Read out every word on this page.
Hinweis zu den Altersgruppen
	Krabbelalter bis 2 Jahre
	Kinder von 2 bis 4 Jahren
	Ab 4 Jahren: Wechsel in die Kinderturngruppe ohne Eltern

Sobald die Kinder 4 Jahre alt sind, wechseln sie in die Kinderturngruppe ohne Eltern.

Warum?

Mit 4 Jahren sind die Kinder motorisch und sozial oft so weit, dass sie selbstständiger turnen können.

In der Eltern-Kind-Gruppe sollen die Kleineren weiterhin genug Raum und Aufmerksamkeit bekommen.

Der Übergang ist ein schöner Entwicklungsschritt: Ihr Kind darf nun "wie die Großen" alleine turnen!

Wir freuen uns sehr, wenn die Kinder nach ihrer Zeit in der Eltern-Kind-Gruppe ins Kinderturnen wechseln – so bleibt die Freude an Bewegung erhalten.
== == ==
▶ Exercise goal:
Determine the number of lines in these entries that contain the word "Jahren", and write only that number.

▶ Output for this exercise:
3